====== Material for the task
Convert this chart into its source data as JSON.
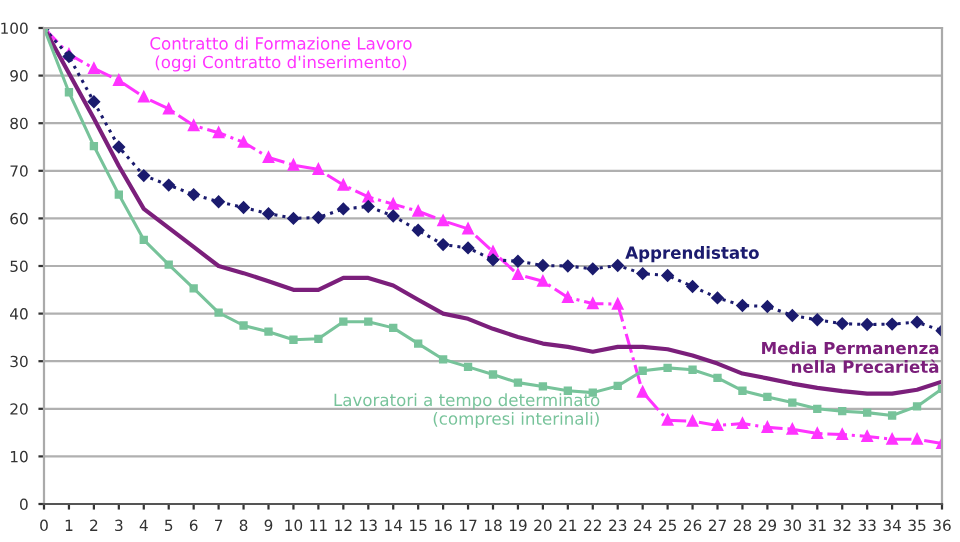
{
  "chart_data": {
    "type": "line",
    "x": [
      0,
      1,
      2,
      3,
      4,
      5,
      6,
      7,
      8,
      9,
      10,
      11,
      12,
      13,
      14,
      15,
      16,
      17,
      18,
      19,
      20,
      21,
      22,
      23,
      24,
      25,
      26,
      27,
      28,
      29,
      30,
      31,
      32,
      33,
      34,
      35,
      36
    ],
    "series": [
      {
        "name": "Contratto di Formazione Lavoro\n(oggi Contratto d'inserimento)",
        "color": "#ff33ff",
        "marker": "triangle",
        "line_style": "dashed",
        "values": [
          100,
          94.5,
          91.5,
          89,
          85.5,
          83,
          79.5,
          78,
          76,
          72.8,
          71.2,
          70.3,
          67,
          64.5,
          63,
          61.5,
          59.5,
          57.8,
          53,
          48.2,
          46.8,
          43.4,
          42.1,
          42,
          23.5,
          17.6,
          17.4,
          16.5,
          16.9,
          16.1,
          15.7,
          14.8,
          14.6,
          14.2,
          13.6,
          13.6,
          12.7
        ]
      },
      {
        "name": "Apprendistato",
        "color": "#1b1b6e",
        "marker": "diamond",
        "line_style": "dotted",
        "values": [
          100,
          94,
          84.5,
          75,
          69,
          67,
          65,
          63.5,
          62.3,
          61,
          60,
          60.2,
          62,
          62.5,
          60.5,
          57.5,
          54.5,
          53.8,
          51.3,
          51,
          50.1,
          50,
          49.4,
          50.1,
          48.4,
          48,
          45.7,
          43.3,
          41.7,
          41.5,
          39.6,
          38.7,
          37.9,
          37.7,
          37.8,
          38.2,
          36.4
        ]
      },
      {
        "name": "Media Permanenza\nnella Precarietà",
        "color": "#7b1f7b",
        "marker": "none",
        "line_style": "solid",
        "values": [
          100,
          90.5,
          81,
          71,
          62,
          58,
          54,
          50,
          48.5,
          46.8,
          45,
          45,
          47.5,
          47.5,
          45.9,
          42.9,
          40,
          38.9,
          36.8,
          35.1,
          33.7,
          33,
          32,
          33,
          33,
          32.5,
          31.2,
          29.5,
          27.4,
          26.4,
          25.3,
          24.4,
          23.7,
          23.2,
          23.2,
          24,
          25.7
        ]
      },
      {
        "name": "Lavoratori a tempo determinato\n(compresi interinali)",
        "color": "#77c39a",
        "marker": "square",
        "line_style": "solid",
        "values": [
          100,
          86.5,
          75.2,
          65,
          55.5,
          50.3,
          45.3,
          40.2,
          37.5,
          36.2,
          34.5,
          34.7,
          38.3,
          38.3,
          37,
          33.7,
          30.4,
          28.8,
          27.2,
          25.5,
          24.7,
          23.8,
          23.4,
          24.8,
          28,
          28.6,
          28.2,
          26.5,
          23.8,
          22.5,
          21.3,
          20,
          19.5,
          19.2,
          18.6,
          20.5,
          24.2
        ]
      }
    ],
    "xlim": [
      0,
      36
    ],
    "xticks": [
      0,
      1,
      2,
      3,
      4,
      5,
      6,
      7,
      8,
      9,
      10,
      11,
      12,
      13,
      14,
      15,
      16,
      17,
      18,
      19,
      20,
      21,
      22,
      23,
      24,
      25,
      26,
      27,
      28,
      29,
      30,
      31,
      32,
      33,
      34,
      35,
      36
    ],
    "ylim": [
      0,
      100
    ],
    "yticks": [
      0,
      10,
      20,
      30,
      40,
      50,
      60,
      70,
      80,
      90,
      100
    ],
    "grid": "y",
    "legend": false
  }
}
============
Stated task: Among the lines above, determine how many hold the word "color"; report the figure alone.

Solution to the exercise: 4